Scan each line of the records for the word "commande" and extract the ones that have it.
★ ★ ★ ★ ★ ★ ★
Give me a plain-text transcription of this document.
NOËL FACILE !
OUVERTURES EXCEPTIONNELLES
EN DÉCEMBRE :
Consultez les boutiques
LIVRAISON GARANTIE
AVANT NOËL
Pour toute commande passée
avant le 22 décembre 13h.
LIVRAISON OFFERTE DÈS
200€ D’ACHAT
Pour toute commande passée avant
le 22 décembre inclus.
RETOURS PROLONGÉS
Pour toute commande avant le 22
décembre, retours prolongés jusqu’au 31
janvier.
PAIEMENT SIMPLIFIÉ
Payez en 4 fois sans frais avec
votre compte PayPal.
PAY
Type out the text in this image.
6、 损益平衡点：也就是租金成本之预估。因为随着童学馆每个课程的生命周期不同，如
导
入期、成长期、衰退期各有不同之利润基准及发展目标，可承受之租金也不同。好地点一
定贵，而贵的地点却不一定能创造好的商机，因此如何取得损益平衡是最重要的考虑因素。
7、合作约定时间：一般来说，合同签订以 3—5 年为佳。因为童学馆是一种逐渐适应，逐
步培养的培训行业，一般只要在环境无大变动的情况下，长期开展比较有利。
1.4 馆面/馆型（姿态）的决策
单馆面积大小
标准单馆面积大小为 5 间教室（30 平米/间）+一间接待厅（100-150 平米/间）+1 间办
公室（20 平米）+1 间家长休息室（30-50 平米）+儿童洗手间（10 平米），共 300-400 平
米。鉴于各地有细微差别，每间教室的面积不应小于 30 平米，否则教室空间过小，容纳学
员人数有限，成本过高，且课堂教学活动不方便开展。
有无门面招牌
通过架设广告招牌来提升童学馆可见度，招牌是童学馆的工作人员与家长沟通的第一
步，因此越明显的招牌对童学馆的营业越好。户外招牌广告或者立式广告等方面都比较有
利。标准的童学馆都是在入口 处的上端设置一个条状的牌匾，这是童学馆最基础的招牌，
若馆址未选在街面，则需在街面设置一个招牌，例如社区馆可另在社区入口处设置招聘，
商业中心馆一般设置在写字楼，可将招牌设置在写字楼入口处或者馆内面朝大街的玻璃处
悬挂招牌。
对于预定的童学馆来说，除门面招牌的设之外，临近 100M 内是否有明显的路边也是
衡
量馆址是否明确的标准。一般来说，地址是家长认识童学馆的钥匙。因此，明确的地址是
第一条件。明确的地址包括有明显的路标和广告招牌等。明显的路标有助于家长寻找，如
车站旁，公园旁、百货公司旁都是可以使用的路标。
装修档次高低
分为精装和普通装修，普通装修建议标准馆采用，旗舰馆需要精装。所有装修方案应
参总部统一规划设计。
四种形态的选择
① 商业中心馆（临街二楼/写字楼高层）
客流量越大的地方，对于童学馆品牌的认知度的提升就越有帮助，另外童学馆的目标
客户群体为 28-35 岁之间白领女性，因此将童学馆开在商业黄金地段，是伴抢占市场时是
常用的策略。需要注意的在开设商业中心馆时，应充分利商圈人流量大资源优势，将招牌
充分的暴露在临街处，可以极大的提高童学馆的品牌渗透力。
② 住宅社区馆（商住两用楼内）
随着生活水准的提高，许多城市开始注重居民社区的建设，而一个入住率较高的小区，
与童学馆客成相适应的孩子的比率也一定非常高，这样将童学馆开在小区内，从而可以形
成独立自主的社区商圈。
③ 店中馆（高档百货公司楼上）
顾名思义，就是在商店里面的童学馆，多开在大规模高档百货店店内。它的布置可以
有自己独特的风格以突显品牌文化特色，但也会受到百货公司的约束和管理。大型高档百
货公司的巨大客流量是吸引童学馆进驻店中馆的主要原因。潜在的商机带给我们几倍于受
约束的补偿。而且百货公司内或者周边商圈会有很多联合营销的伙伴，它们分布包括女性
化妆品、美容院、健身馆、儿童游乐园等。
★ ★ ★ ★ ★ ★ ★
RESPONSE BELOW:
Pour toute commande passée
Pour toute commande passée avant
Pour toute commande avant le 22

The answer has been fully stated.